■ **PROBLEM TO WORK ON**
List each line of the data that holds the string "also".

+--

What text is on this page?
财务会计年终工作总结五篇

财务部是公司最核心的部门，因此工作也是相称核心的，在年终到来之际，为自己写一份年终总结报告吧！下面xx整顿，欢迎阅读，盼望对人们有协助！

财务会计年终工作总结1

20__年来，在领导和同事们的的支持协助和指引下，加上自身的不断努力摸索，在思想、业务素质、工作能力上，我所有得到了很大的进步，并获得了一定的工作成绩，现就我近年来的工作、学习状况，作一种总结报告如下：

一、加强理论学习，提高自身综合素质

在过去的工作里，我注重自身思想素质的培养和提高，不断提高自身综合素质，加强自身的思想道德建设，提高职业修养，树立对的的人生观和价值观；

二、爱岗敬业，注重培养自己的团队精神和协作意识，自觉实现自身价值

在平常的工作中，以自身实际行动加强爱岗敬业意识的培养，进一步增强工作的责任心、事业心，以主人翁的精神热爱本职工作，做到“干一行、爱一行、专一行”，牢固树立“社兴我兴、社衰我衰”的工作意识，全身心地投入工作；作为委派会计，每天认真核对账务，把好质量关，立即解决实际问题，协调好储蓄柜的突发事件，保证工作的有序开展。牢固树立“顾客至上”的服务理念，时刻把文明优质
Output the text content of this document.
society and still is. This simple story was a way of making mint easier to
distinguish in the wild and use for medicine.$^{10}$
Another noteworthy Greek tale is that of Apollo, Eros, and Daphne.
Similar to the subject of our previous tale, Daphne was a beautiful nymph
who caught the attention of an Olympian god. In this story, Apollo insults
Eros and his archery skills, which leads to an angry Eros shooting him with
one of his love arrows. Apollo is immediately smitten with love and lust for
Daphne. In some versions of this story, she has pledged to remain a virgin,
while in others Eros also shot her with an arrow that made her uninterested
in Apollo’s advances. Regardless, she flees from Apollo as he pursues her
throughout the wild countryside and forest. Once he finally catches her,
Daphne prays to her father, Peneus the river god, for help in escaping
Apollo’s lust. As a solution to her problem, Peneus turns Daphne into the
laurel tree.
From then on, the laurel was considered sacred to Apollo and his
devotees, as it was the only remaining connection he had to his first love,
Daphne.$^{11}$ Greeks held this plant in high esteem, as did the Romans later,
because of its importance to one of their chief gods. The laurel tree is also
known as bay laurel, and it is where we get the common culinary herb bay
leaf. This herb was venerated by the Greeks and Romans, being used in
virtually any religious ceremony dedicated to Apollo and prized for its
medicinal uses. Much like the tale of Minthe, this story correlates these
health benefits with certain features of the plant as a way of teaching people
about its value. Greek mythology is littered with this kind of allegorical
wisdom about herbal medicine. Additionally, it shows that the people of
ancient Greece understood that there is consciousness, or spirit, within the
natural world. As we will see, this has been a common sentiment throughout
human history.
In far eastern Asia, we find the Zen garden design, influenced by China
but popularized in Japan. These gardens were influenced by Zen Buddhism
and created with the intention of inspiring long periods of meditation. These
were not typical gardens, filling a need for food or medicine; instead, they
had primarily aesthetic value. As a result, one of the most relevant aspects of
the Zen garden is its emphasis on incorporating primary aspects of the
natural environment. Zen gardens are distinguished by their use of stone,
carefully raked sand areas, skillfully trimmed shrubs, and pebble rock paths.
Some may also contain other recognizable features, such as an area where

+--

■ **EXPECTED ANSWER**
while in others Eros also shot her with an arrow that made her uninterested
because of its importance to one of their chief gods. The laurel tree is also
Some may also contain other recognizable features, such as an area where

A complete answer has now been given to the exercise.